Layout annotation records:
# # # # # # #

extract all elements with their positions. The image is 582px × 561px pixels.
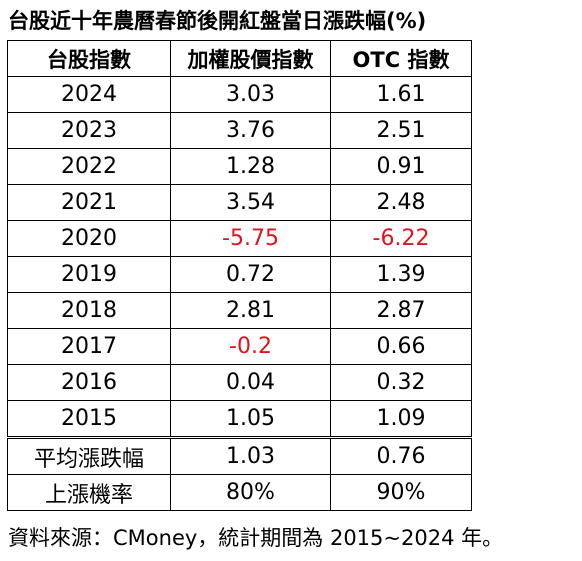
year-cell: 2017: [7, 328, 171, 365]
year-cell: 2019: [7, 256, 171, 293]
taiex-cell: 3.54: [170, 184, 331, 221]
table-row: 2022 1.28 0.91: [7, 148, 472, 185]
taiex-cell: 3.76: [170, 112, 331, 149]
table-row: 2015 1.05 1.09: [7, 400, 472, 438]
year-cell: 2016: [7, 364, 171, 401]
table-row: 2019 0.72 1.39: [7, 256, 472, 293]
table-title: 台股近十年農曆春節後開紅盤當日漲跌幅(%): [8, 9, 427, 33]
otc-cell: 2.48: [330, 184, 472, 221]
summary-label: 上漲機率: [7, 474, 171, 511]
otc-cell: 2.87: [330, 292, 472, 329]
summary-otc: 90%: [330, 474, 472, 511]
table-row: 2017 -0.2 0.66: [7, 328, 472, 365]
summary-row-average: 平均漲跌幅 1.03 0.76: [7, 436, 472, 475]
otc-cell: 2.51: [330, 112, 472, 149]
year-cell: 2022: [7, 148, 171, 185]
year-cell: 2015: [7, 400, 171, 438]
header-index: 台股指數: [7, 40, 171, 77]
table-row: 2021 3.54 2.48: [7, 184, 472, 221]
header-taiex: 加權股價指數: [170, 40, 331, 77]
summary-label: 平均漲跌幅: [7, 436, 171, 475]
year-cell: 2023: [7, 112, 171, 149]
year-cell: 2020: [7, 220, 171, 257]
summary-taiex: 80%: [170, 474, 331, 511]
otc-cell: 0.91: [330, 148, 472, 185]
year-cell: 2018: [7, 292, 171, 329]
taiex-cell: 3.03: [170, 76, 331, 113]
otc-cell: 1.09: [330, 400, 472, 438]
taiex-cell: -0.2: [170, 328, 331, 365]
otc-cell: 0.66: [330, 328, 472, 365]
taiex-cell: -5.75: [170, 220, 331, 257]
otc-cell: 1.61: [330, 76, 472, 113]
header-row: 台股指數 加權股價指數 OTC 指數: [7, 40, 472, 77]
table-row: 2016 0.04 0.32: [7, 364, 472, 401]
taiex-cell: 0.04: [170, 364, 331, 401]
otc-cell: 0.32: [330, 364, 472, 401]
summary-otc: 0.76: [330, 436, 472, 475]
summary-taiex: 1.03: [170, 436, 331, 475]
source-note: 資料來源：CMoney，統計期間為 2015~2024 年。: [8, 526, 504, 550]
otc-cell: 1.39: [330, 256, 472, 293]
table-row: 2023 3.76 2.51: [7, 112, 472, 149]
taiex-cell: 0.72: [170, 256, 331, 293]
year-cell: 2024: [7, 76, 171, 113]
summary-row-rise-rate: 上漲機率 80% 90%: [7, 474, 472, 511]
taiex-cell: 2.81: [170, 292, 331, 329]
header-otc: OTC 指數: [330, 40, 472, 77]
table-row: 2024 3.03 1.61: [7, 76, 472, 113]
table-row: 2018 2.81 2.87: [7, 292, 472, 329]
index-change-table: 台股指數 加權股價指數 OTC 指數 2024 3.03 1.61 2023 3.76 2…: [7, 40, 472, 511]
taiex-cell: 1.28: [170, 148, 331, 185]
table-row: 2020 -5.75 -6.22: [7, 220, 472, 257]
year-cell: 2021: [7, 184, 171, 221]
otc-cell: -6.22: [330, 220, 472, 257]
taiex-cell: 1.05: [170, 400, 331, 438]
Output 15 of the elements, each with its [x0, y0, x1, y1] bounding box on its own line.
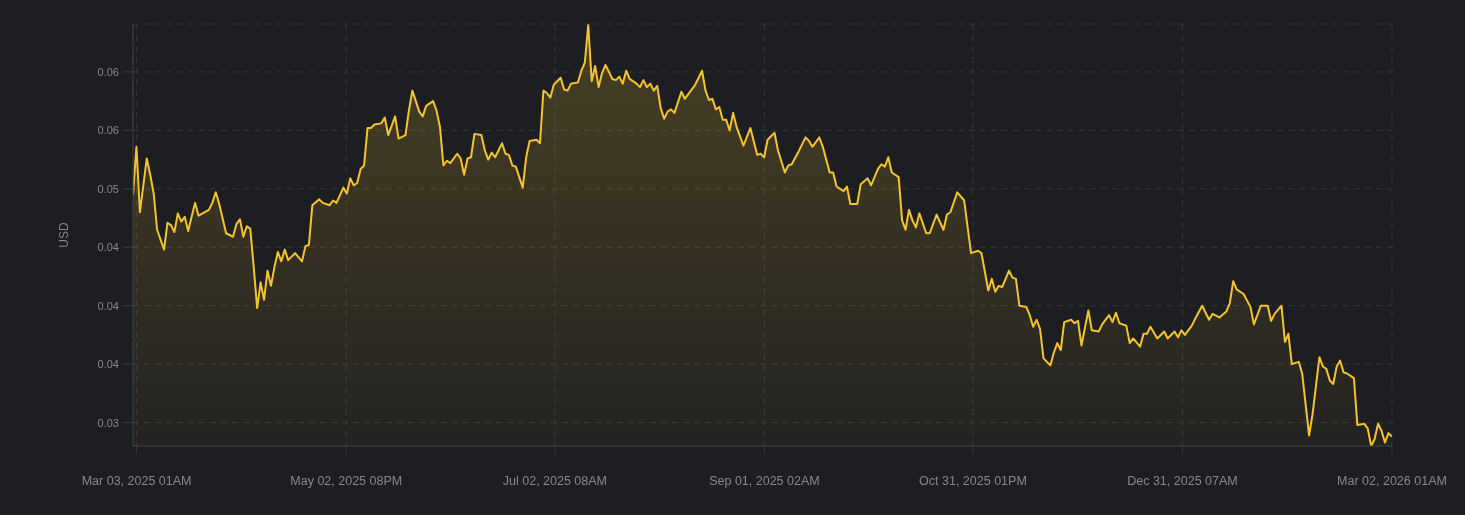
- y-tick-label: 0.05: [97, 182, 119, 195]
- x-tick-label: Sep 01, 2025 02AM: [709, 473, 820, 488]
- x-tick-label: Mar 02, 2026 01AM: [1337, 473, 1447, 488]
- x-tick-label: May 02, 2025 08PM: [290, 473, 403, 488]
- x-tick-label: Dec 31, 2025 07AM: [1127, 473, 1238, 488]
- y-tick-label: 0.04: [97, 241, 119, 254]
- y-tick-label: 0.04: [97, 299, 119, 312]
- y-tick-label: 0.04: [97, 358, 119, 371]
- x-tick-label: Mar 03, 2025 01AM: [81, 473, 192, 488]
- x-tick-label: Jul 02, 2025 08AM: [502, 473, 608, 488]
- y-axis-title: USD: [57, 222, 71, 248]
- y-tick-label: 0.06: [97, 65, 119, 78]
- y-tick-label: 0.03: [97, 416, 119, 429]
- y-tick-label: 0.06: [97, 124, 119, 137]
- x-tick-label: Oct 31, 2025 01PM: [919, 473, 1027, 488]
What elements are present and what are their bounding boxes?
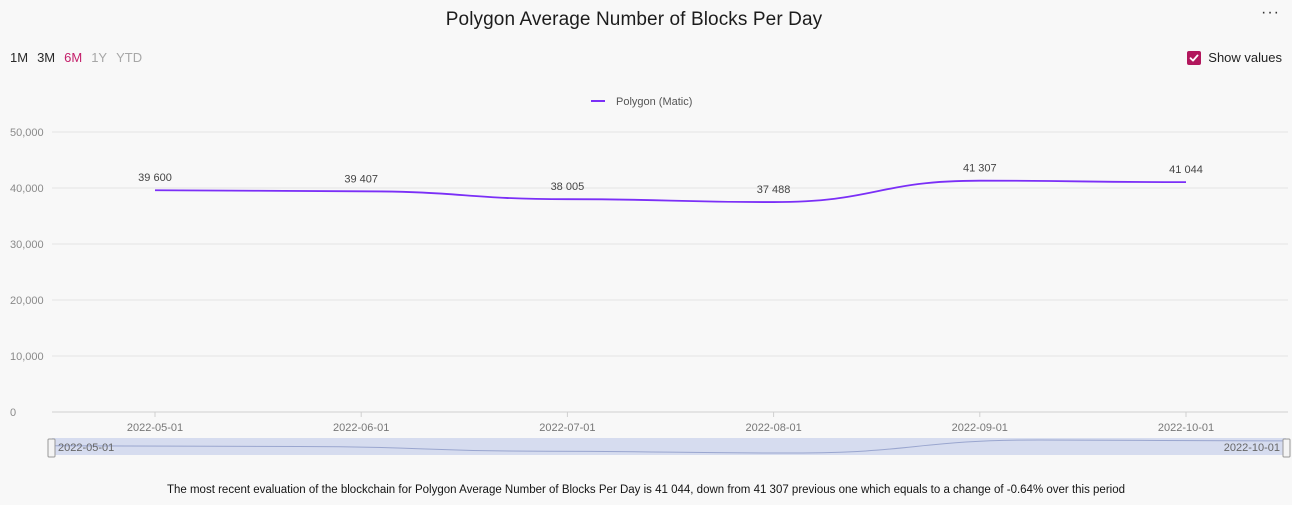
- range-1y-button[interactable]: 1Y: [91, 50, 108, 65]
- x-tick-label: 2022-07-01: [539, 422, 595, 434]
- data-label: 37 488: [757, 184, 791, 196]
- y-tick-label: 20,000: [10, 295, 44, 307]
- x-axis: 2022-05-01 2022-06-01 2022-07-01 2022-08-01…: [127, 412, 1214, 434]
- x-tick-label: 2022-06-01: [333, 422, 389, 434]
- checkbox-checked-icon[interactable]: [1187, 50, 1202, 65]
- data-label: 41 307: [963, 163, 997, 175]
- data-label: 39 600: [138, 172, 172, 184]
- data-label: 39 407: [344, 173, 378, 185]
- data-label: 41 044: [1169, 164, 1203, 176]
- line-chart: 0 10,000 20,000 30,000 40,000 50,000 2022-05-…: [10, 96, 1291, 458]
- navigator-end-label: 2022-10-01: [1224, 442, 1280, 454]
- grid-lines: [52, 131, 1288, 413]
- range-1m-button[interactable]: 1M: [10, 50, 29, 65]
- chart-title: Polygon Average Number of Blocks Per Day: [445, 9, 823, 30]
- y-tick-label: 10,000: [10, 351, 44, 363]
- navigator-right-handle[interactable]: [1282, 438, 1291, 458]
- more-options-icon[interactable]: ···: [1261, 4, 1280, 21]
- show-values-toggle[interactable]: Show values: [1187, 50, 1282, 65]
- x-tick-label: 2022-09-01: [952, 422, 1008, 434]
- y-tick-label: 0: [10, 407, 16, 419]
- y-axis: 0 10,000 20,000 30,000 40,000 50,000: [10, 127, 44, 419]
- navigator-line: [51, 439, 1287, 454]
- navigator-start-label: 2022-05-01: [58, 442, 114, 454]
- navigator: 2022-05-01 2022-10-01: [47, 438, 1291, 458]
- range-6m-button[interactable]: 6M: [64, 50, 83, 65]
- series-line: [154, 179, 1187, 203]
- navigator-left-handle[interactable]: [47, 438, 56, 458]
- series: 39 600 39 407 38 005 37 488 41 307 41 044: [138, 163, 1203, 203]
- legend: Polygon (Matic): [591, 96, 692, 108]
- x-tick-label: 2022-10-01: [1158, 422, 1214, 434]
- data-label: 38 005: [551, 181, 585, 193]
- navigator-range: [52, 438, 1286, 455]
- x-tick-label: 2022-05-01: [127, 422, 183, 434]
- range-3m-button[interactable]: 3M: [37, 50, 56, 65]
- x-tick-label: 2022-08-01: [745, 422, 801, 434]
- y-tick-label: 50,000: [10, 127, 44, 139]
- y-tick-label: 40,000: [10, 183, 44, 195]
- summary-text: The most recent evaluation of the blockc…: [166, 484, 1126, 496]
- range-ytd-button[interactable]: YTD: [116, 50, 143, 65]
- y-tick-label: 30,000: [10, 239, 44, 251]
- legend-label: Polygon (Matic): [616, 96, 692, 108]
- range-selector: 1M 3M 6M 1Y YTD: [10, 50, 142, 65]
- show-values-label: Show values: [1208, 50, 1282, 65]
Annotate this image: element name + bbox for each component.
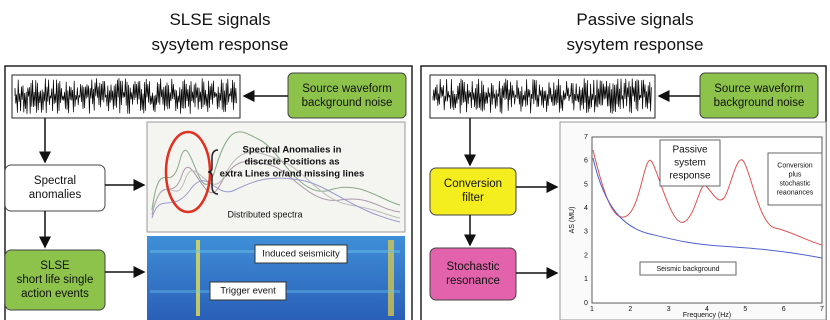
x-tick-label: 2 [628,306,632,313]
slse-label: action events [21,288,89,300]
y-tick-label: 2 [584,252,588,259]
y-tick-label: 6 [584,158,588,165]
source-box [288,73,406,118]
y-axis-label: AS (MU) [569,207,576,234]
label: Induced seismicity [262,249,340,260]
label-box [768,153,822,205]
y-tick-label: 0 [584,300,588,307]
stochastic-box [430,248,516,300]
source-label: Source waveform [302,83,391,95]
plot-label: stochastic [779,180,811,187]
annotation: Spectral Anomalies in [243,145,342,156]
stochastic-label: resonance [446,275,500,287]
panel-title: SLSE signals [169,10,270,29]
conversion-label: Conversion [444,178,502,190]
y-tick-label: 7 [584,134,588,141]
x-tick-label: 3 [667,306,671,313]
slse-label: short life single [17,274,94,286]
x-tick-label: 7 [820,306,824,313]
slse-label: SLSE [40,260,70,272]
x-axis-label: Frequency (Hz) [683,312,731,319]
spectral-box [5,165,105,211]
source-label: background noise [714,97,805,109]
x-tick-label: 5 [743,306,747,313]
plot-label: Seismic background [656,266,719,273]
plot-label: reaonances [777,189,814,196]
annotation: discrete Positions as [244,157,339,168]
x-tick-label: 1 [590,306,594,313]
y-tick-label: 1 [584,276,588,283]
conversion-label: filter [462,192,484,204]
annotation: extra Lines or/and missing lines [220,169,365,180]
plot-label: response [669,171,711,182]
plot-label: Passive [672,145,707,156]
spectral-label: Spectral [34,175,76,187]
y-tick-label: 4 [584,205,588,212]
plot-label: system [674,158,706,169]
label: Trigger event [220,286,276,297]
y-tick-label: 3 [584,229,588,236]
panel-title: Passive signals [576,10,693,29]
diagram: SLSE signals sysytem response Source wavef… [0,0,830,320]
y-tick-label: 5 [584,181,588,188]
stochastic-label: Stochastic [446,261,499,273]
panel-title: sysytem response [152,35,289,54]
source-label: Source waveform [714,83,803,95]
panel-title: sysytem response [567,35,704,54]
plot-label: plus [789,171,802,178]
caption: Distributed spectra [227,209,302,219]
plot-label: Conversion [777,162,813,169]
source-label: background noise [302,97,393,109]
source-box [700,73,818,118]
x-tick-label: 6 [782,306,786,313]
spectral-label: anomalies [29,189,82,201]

# # # # # # #

◆ EXERCISE INSTRUCTIONS ◆
Replace "Induced" with "Triggered" in the listing, from the line with "x-tick-label: 2 [628,306,632,313]" up to and including the line with "annotation: Spectral Anomalies". Write out only those lines, leaving everything else in them unchanged.

◆ RESPONSE FOR THIS EXERCISE ◆
x-tick-label: 2 [628,306,632,313]
slse-label: action events [21,288,89,300]
y-tick-label: 2 [584,252,588,259]
y-tick-label: 6 [584,158,588,165]
source-box [288,73,406,118]
y-axis-label: AS (MU) [569,207,576,234]
label: Triggered seismicity [262,249,340,260]
label-box [768,153,822,205]
y-tick-label: 0 [584,300,588,307]
stochastic-box [430,248,516,300]
source-label: Source waveform [302,83,391,95]
plot-label: stochastic [779,180,811,187]
annotation: Spectral Anomalies in [243,145,342,156]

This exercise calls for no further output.